WHAT TO DO: Report all lines holding "TIME".

DATA ROWS:
━━━━━━
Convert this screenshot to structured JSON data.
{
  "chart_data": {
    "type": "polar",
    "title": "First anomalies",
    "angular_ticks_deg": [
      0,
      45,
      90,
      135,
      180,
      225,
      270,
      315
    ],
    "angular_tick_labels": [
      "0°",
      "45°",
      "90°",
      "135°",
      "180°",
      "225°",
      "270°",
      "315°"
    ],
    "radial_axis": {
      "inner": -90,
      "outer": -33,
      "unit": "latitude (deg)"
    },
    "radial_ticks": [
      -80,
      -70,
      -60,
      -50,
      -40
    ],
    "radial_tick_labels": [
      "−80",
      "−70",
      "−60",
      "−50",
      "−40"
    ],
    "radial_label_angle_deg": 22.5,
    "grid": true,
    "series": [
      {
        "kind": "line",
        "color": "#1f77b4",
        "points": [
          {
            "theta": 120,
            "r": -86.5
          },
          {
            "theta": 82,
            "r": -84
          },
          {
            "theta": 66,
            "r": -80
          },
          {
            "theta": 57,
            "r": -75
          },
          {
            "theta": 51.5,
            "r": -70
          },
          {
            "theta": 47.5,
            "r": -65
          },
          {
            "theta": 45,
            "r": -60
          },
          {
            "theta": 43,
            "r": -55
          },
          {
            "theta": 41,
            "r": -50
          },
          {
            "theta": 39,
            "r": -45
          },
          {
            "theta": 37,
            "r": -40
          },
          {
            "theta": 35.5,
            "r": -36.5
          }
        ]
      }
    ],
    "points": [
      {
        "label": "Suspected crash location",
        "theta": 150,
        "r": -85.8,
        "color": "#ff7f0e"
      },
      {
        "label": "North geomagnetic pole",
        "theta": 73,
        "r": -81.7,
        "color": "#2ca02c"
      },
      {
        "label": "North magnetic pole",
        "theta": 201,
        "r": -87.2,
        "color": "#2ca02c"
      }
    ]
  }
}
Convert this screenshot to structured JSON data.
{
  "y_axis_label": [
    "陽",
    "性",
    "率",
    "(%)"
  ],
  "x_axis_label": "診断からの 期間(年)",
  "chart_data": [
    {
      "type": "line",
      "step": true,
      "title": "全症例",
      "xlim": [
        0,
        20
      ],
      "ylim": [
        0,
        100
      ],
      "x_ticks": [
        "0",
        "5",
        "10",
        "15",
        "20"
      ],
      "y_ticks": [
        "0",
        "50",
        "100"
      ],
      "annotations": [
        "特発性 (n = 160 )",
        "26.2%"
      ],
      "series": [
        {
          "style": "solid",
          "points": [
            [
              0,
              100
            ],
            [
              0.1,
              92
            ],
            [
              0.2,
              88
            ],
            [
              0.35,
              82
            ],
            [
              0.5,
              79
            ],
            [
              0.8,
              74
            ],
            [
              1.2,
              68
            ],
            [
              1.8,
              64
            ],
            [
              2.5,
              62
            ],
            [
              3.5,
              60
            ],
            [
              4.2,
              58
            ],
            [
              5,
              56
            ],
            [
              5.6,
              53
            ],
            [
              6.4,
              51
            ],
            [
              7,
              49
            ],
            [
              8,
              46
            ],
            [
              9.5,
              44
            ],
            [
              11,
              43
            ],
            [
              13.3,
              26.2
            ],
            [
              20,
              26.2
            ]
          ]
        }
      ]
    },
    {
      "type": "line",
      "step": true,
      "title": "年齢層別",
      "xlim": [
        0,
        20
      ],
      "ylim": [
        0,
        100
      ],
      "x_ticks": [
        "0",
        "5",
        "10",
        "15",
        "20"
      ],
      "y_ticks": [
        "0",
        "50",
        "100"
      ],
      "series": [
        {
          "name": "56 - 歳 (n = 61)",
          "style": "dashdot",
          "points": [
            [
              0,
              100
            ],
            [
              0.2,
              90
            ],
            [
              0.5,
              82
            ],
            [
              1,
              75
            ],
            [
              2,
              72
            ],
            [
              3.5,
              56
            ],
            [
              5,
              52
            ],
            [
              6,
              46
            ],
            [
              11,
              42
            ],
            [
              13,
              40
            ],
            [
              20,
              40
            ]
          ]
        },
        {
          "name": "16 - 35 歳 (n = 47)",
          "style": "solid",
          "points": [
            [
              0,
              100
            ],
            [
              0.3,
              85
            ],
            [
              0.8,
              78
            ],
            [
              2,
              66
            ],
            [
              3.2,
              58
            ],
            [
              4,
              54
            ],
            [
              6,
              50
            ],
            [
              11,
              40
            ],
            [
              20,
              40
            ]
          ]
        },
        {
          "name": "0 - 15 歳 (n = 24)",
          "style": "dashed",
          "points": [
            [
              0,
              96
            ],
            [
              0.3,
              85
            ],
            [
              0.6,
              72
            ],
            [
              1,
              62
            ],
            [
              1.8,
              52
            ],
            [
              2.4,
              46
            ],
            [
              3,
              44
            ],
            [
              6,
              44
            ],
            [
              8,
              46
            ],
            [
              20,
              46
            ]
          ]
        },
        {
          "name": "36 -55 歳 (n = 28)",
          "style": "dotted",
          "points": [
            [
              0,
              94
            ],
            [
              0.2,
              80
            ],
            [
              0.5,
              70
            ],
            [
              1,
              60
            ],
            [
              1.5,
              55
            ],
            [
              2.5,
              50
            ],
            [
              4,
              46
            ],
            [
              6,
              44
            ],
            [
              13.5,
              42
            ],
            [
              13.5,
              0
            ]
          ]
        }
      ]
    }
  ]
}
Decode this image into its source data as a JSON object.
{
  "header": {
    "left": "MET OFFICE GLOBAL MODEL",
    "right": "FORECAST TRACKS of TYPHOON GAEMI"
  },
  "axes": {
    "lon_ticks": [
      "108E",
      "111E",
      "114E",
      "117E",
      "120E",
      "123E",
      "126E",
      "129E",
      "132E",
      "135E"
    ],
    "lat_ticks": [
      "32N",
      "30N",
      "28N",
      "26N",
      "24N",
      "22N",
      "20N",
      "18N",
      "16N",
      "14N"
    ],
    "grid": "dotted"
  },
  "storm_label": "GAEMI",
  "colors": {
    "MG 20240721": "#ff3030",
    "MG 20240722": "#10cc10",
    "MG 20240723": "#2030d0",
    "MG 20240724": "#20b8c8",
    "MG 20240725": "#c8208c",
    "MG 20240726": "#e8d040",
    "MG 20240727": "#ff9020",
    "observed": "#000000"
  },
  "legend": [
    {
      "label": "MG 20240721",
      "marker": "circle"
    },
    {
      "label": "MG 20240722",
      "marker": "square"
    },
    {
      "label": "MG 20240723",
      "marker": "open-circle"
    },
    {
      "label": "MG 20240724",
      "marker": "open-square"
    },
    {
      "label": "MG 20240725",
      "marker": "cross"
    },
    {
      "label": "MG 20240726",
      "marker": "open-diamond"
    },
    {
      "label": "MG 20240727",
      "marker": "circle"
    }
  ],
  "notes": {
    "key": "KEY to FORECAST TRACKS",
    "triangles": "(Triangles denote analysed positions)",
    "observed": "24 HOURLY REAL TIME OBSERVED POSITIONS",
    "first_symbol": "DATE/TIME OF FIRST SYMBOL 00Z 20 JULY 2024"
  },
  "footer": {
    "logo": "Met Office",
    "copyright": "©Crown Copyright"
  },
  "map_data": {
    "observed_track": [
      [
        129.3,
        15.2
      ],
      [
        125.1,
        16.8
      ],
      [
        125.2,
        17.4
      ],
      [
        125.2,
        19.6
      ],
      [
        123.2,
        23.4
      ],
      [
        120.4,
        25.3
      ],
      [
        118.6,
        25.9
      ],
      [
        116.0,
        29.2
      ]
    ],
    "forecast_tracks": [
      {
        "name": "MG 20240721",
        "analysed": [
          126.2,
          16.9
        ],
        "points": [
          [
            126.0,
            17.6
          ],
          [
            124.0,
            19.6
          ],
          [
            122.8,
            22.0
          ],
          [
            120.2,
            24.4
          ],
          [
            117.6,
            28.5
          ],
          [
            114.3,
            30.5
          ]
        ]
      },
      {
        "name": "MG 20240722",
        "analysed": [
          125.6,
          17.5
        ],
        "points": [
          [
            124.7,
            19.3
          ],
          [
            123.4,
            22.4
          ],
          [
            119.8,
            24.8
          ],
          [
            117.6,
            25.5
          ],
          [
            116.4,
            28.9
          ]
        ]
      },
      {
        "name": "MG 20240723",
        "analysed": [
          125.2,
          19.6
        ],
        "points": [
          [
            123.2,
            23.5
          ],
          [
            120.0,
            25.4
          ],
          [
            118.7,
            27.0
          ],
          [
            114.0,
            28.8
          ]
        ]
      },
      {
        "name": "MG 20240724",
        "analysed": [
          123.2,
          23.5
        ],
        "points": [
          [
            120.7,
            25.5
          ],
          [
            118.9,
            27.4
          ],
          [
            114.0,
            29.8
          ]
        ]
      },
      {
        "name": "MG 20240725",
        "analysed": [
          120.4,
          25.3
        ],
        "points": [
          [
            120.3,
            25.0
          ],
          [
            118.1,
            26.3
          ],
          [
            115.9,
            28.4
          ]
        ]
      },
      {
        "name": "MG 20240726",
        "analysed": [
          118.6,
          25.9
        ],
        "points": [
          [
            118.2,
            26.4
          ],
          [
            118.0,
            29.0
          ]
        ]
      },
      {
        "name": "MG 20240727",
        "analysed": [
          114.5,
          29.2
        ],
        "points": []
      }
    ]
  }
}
━━━━━━
SOLUTION TO THE EXERCISE:
    "observed": "24 HOURLY REAL TIME OBSERVED POSITIONS",
    "first_symbol": "DATE/TIME OF FIRST SYMBOL 00Z 20 JULY 2024"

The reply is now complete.